[Dataset content]
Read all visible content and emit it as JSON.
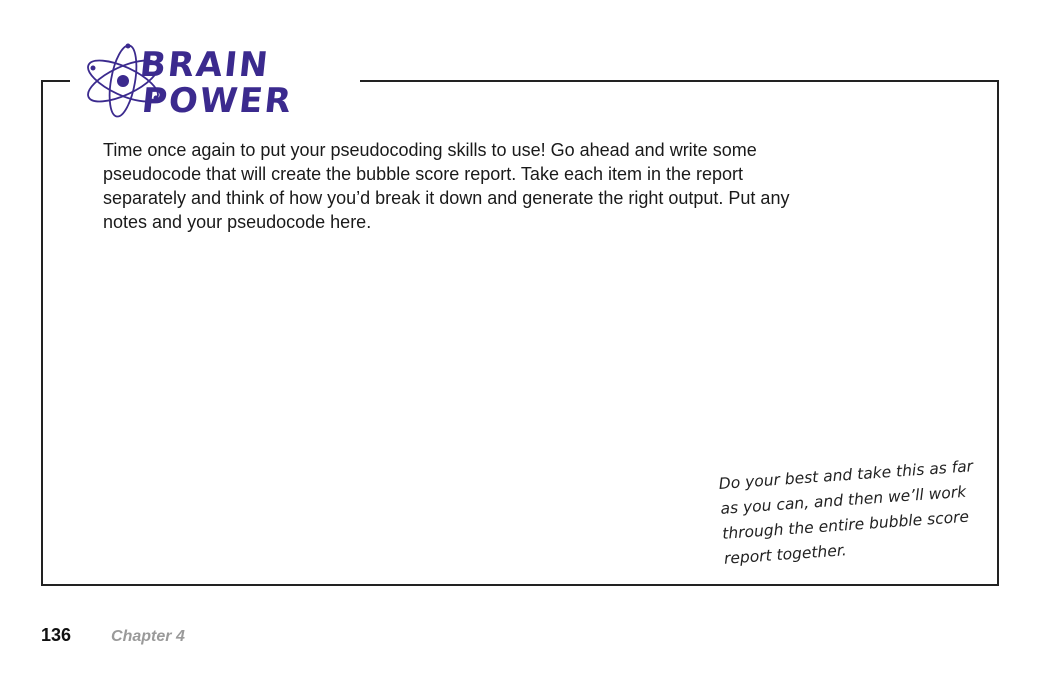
{
  "logo": {
    "line1": "BRAIN",
    "line2": "POWER",
    "colors": {
      "logo_text": "#3b2a8e",
      "atom": "#3b2a8e"
    },
    "icon": "atom-icon"
  },
  "content": {
    "lines": [
      "Time once again to put your pseudocoding skills to use! Go ahead and write some",
      "pseudocode that will create the bubble score report. Take each item in the report",
      "separately and think of how you’d break it down and generate the right output. Put any",
      "notes and your pseudocode here."
    ]
  },
  "note": {
    "lines": [
      "Do your best and take this as far",
      "as you can, and then we’ll work",
      "through the entire bubble score",
      "report together."
    ]
  },
  "footer": {
    "page_number": "136",
    "chapter": "Chapter 4"
  }
}
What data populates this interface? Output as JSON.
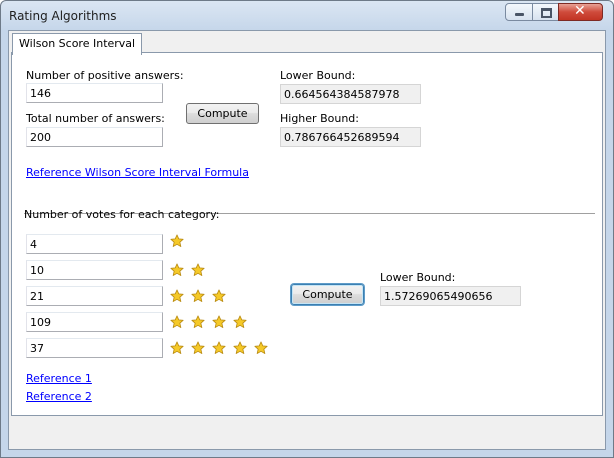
{
  "window": {
    "title": "Rating Algorithms"
  },
  "tabs": [
    {
      "label": "Wilson Score Interval"
    }
  ],
  "wilson": {
    "positive_label": "Number of positive answers:",
    "positive_value": "146",
    "total_label": "Total number of answers:",
    "total_value": "200",
    "compute_label": "Compute",
    "lower_label": "Lower Bound:",
    "lower_value": "0.664564384587978",
    "higher_label": "Higher Bound:",
    "higher_value": "0.786766452689594",
    "reference_link": "Reference Wilson Score Interval Formula"
  },
  "rating": {
    "votes_label": "Number of votes for each category:",
    "categories": [
      {
        "votes": "4",
        "stars": 1
      },
      {
        "votes": "10",
        "stars": 2
      },
      {
        "votes": "21",
        "stars": 3
      },
      {
        "votes": "109",
        "stars": 4
      },
      {
        "votes": "37",
        "stars": 5
      }
    ],
    "compute_label": "Compute",
    "lower_label": "Lower Bound:",
    "lower_value": "1.57269065490656",
    "reference1": "Reference 1",
    "reference2": "Reference 2"
  },
  "colors": {
    "star_fill": "#f5c928",
    "star_stroke": "#b88a12",
    "link": "#0000ff"
  },
  "icons": {
    "star": "star-icon"
  }
}
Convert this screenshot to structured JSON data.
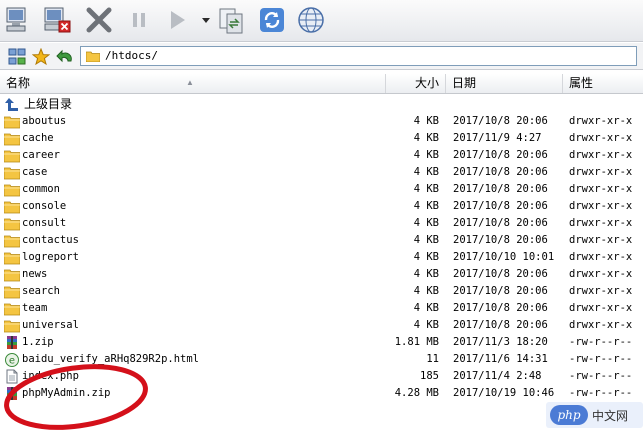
{
  "address": {
    "path": "/htdocs/"
  },
  "columns": {
    "name": "名称",
    "size": "大小",
    "date": "日期",
    "perm": "属性"
  },
  "parent": {
    "label": "上级目录"
  },
  "files": [
    {
      "name": "aboutus",
      "size": "4 KB",
      "date": "2017/10/8 20:06",
      "perm": "drwxr-xr-x",
      "type": "folder"
    },
    {
      "name": "cache",
      "size": "4 KB",
      "date": "2017/11/9 4:27",
      "perm": "drwxr-xr-x",
      "type": "folder"
    },
    {
      "name": "career",
      "size": "4 KB",
      "date": "2017/10/8 20:06",
      "perm": "drwxr-xr-x",
      "type": "folder"
    },
    {
      "name": "case",
      "size": "4 KB",
      "date": "2017/10/8 20:06",
      "perm": "drwxr-xr-x",
      "type": "folder"
    },
    {
      "name": "common",
      "size": "4 KB",
      "date": "2017/10/8 20:06",
      "perm": "drwxr-xr-x",
      "type": "folder"
    },
    {
      "name": "console",
      "size": "4 KB",
      "date": "2017/10/8 20:06",
      "perm": "drwxr-xr-x",
      "type": "folder"
    },
    {
      "name": "consult",
      "size": "4 KB",
      "date": "2017/10/8 20:06",
      "perm": "drwxr-xr-x",
      "type": "folder"
    },
    {
      "name": "contactus",
      "size": "4 KB",
      "date": "2017/10/8 20:06",
      "perm": "drwxr-xr-x",
      "type": "folder"
    },
    {
      "name": "logreport",
      "size": "4 KB",
      "date": "2017/10/10 10:01",
      "perm": "drwxr-xr-x",
      "type": "folder"
    },
    {
      "name": "news",
      "size": "4 KB",
      "date": "2017/10/8 20:06",
      "perm": "drwxr-xr-x",
      "type": "folder"
    },
    {
      "name": "search",
      "size": "4 KB",
      "date": "2017/10/8 20:06",
      "perm": "drwxr-xr-x",
      "type": "folder"
    },
    {
      "name": "team",
      "size": "4 KB",
      "date": "2017/10/8 20:06",
      "perm": "drwxr-xr-x",
      "type": "folder"
    },
    {
      "name": "universal",
      "size": "4 KB",
      "date": "2017/10/8 20:06",
      "perm": "drwxr-xr-x",
      "type": "folder"
    },
    {
      "name": "1.zip",
      "size": "1.81 MB",
      "date": "2017/11/3 18:20",
      "perm": "-rw-r--r--",
      "type": "zip"
    },
    {
      "name": "baidu_verify_aRHq829R2p.html",
      "size": "11",
      "date": "2017/11/6 14:31",
      "perm": "-rw-r--r--",
      "type": "html"
    },
    {
      "name": "index.php",
      "size": "185",
      "date": "2017/11/4 2:48",
      "perm": "-rw-r--r--",
      "type": "php"
    },
    {
      "name": "phpMyAdmin.zip",
      "size": "4.28 MB",
      "date": "2017/10/19 10:46",
      "perm": "-rw-r--r--",
      "type": "zip"
    }
  ],
  "watermark": {
    "logo": "php",
    "text": "中文网"
  },
  "colors": {
    "accent": "#3a6fd8",
    "folder": "#f4c542",
    "highlight": "#d4101a"
  }
}
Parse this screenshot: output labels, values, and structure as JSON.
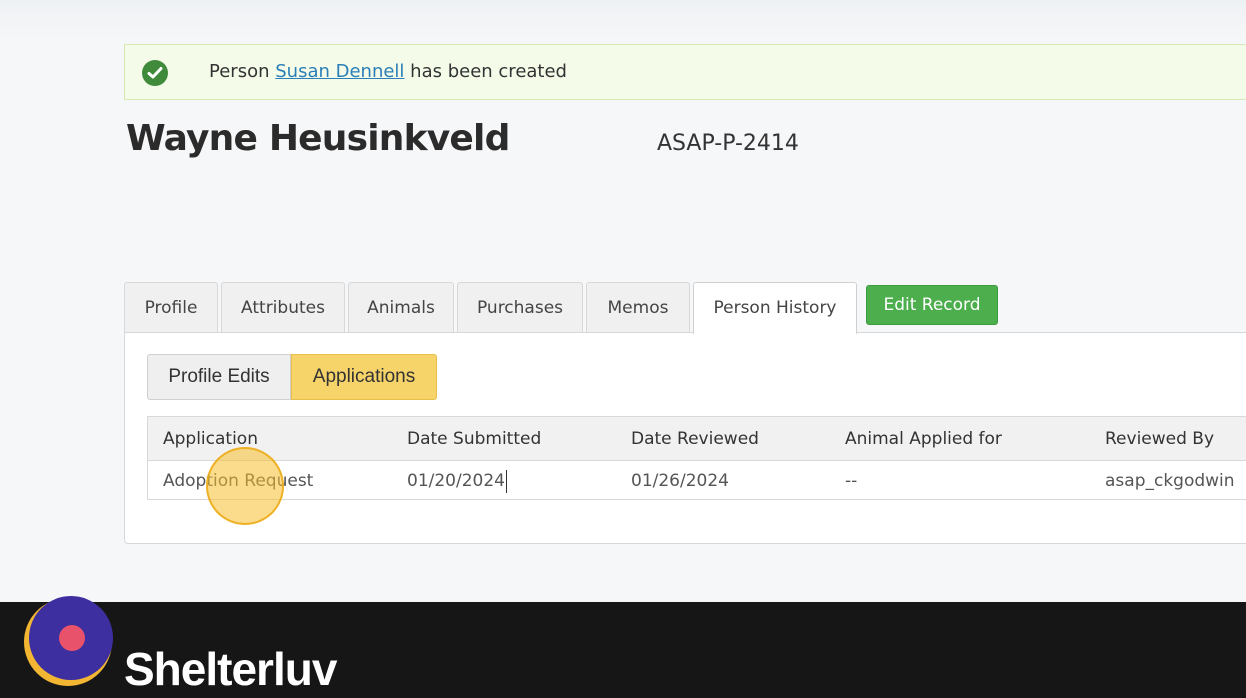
{
  "alert": {
    "prefix": "Person",
    "link_text": "Susan Dennell",
    "suffix": "has been created",
    "icon": "check-circle-icon"
  },
  "person": {
    "name": "Wayne Heusinkveld",
    "id": "ASAP-P-2414"
  },
  "tabs": [
    {
      "label": "Profile",
      "active": false
    },
    {
      "label": "Attributes",
      "active": false
    },
    {
      "label": "Animals",
      "active": false
    },
    {
      "label": "Purchases",
      "active": false
    },
    {
      "label": "Memos",
      "active": false
    },
    {
      "label": "Person History",
      "active": true
    }
  ],
  "edit_button": "Edit Record",
  "subtabs": [
    {
      "label": "Profile Edits",
      "active": false
    },
    {
      "label": "Applications",
      "active": true
    }
  ],
  "table": {
    "columns": [
      "Application",
      "Date Submitted",
      "Date Reviewed",
      "Animal Applied for",
      "Reviewed By"
    ],
    "rows": [
      [
        "Adoption Request",
        "01/20/2024",
        "01/26/2024",
        "--",
        "asap_ckgodwin"
      ]
    ]
  },
  "branding": {
    "name": "Shelterluv",
    "colors": {
      "logo_circle": "#3d2fa0",
      "logo_dot": "#e8526b",
      "logo_ring": "#f2b632"
    }
  },
  "colors": {
    "success_green": "#4cae4c",
    "active_subtab": "#f7d46a",
    "link": "#2a7fb8"
  }
}
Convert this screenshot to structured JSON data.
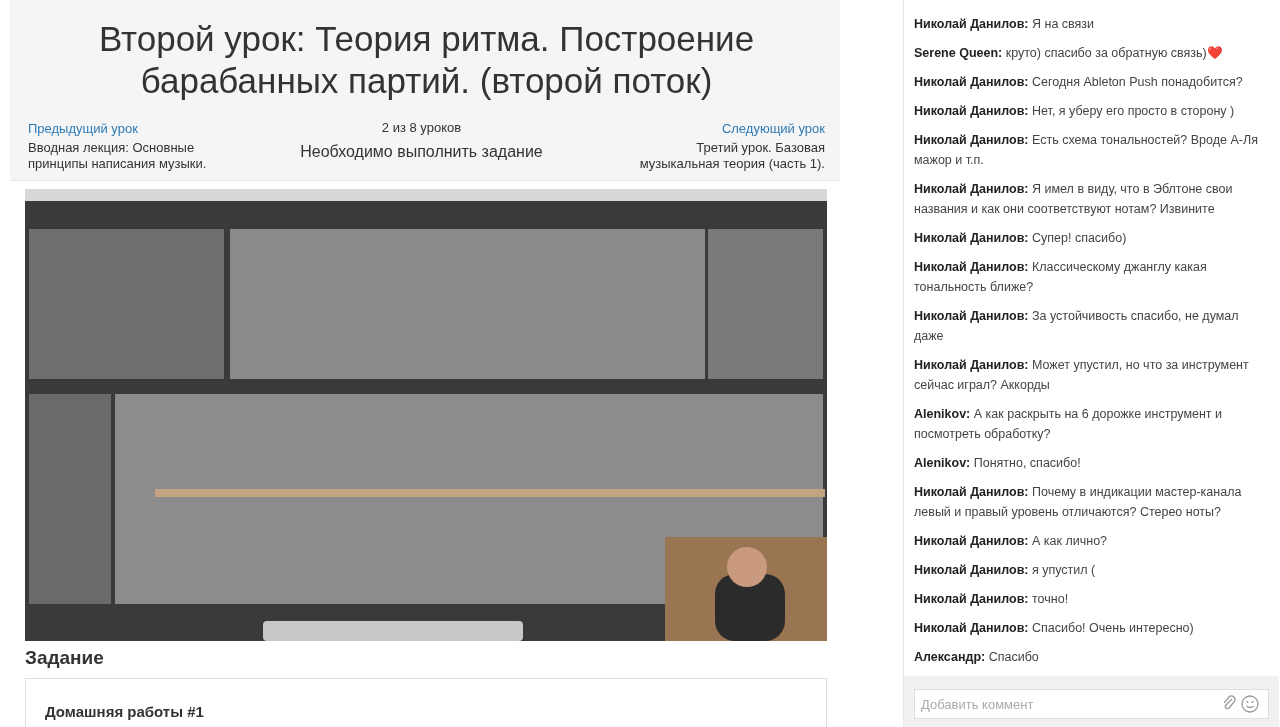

[Requirement]
Without including any pictures, reproduce the listing exactly.

[Task answer]
Read all visible content and emit it as JSON.
{
  "logo": {
    "line1": "BRAIN",
    "line2": "POWER",
    "colors": {
      "logo_text": "#3b2a8e",
      "atom": "#3b2a8e"
    },
    "icon": "atom-icon"
  },
  "content": {
    "lines": [
      "Time once again to put your pseudocoding skills to use! Go ahead and write some",
      "pseudocode that will create the bubble score report. Take each item in the report",
      "separately and think of how you’d break it down and generate the right output. Put any",
      "notes and your pseudocode here."
    ]
  },
  "note": {
    "lines": [
      "Do your best and take this as far",
      "as you can, and then we’ll work",
      "through the entire bubble score",
      "report together."
    ]
  },
  "footer": {
    "page_number": "136",
    "chapter": "Chapter 4"
  }
}
What data populates this interface? Output as JSON.
{
  "window": {
    "title": "Rating Algorithms"
  },
  "tabs": [
    {
      "label": "Wilson Score Interval"
    }
  ],
  "wilson": {
    "positive_label": "Number of positive answers:",
    "positive_value": "146",
    "total_label": "Total number of answers:",
    "total_value": "200",
    "compute_label": "Compute",
    "lower_label": "Lower Bound:",
    "lower_value": "0.664564384587978",
    "higher_label": "Higher Bound:",
    "higher_value": "0.786766452689594",
    "reference_link": "Reference Wilson Score Interval Formula"
  },
  "rating": {
    "votes_label": "Number of votes for each category:",
    "categories": [
      {
        "votes": "4",
        "stars": 1
      },
      {
        "votes": "10",
        "stars": 2
      },
      {
        "votes": "21",
        "stars": 3
      },
      {
        "votes": "109",
        "stars": 4
      },
      {
        "votes": "37",
        "stars": 5
      }
    ],
    "compute_label": "Compute",
    "lower_label": "Lower Bound:",
    "lower_value": "1.57269065490656",
    "reference1": "Reference 1",
    "reference2": "Reference 2"
  },
  "colors": {
    "star_fill": "#f5c928",
    "star_stroke": "#b88a12",
    "link": "#0000ff"
  },
  "icons": {
    "star": "star-icon"
  }
}
Convert this screenshot to structured JSON data.
{
  "address": {
    "path": "/htdocs/"
  },
  "columns": {
    "name": "名称",
    "size": "大小",
    "date": "日期",
    "perm": "属性"
  },
  "parent": {
    "label": "上级目录"
  },
  "files": [
    {
      "name": "aboutus",
      "size": "4 KB",
      "date": "2017/10/8 20:06",
      "perm": "drwxr-xr-x",
      "type": "folder"
    },
    {
      "name": "cache",
      "size": "4 KB",
      "date": "2017/11/9 4:27",
      "perm": "drwxr-xr-x",
      "type": "folder"
    },
    {
      "name": "career",
      "size": "4 KB",
      "date": "2017/10/8 20:06",
      "perm": "drwxr-xr-x",
      "type": "folder"
    },
    {
      "name": "case",
      "size": "4 KB",
      "date": "2017/10/8 20:06",
      "perm": "drwxr-xr-x",
      "type": "folder"
    },
    {
      "name": "common",
      "size": "4 KB",
      "date": "2017/10/8 20:06",
      "perm": "drwxr-xr-x",
      "type": "folder"
    },
    {
      "name": "console",
      "size": "4 KB",
      "date": "2017/10/8 20:06",
      "perm": "drwxr-xr-x",
      "type": "folder"
    },
    {
      "name": "consult",
      "size": "4 KB",
      "date": "2017/10/8 20:06",
      "perm": "drwxr-xr-x",
      "type": "folder"
    },
    {
      "name": "contactus",
      "size": "4 KB",
      "date": "2017/10/8 20:06",
      "perm": "drwxr-xr-x",
      "type": "folder"
    },
    {
      "name": "logreport",
      "size": "4 KB",
      "date": "2017/10/10 10:01",
      "perm": "drwxr-xr-x",
      "type": "folder"
    },
    {
      "name": "news",
      "size": "4 KB",
      "date": "2017/10/8 20:06",
      "perm": "drwxr-xr-x",
      "type": "folder"
    },
    {
      "name": "search",
      "size": "4 KB",
      "date": "2017/10/8 20:06",
      "perm": "drwxr-xr-x",
      "type": "folder"
    },
    {
      "name": "team",
      "size": "4 KB",
      "date": "2017/10/8 20:06",
      "perm": "drwxr-xr-x",
      "type": "folder"
    },
    {
      "name": "universal",
      "size": "4 KB",
      "date": "2017/10/8 20:06",
      "perm": "drwxr-xr-x",
      "type": "folder"
    },
    {
      "name": "1.zip",
      "size": "1.81 MB",
      "date": "2017/11/3 18:20",
      "perm": "-rw-r--r--",
      "type": "zip"
    },
    {
      "name": "baidu_verify_aRHq829R2p.html",
      "size": "11",
      "date": "2017/11/6 14:31",
      "perm": "-rw-r--r--",
      "type": "html"
    },
    {
      "name": "index.php",
      "size": "185",
      "date": "2017/11/4 2:48",
      "perm": "-rw-r--r--",
      "type": "php"
    },
    {
      "name": "phpMyAdmin.zip",
      "size": "4.28 MB",
      "date": "2017/10/19 10:46",
      "perm": "-rw-r--r--",
      "type": "zip"
    }
  ],
  "watermark": {
    "logo": "php",
    "text": "中文网"
  },
  "colors": {
    "accent": "#3a6fd8",
    "folder": "#f4c542",
    "highlight": "#d4101a"
  }
}
Parse this screenshot: output labels, values, and structure as JSON.
{
  "alert": {
    "prefix": "Person",
    "link_text": "Susan Dennell",
    "suffix": "has been created",
    "icon": "check-circle-icon"
  },
  "person": {
    "name": "Wayne Heusinkveld",
    "id": "ASAP-P-2414"
  },
  "tabs": [
    {
      "label": "Profile",
      "active": false
    },
    {
      "label": "Attributes",
      "active": false
    },
    {
      "label": "Animals",
      "active": false
    },
    {
      "label": "Purchases",
      "active": false
    },
    {
      "label": "Memos",
      "active": false
    },
    {
      "label": "Person History",
      "active": true
    }
  ],
  "edit_button": "Edit Record",
  "subtabs": [
    {
      "label": "Profile Edits",
      "active": false
    },
    {
      "label": "Applications",
      "active": true
    }
  ],
  "table": {
    "columns": [
      "Application",
      "Date Submitted",
      "Date Reviewed",
      "Animal Applied for",
      "Reviewed By"
    ],
    "rows": [
      [
        "Adoption Request",
        "01/20/2024",
        "01/26/2024",
        "--",
        "asap_ckgodwin"
      ]
    ]
  },
  "branding": {
    "name": "Shelterluv",
    "colors": {
      "logo_circle": "#3d2fa0",
      "logo_dot": "#e8526b",
      "logo_ring": "#f2b632"
    }
  },
  "colors": {
    "success_green": "#4cae4c",
    "active_subtab": "#f7d46a",
    "link": "#2a7fb8"
  }
}
Convert this screenshot to structured JSON data.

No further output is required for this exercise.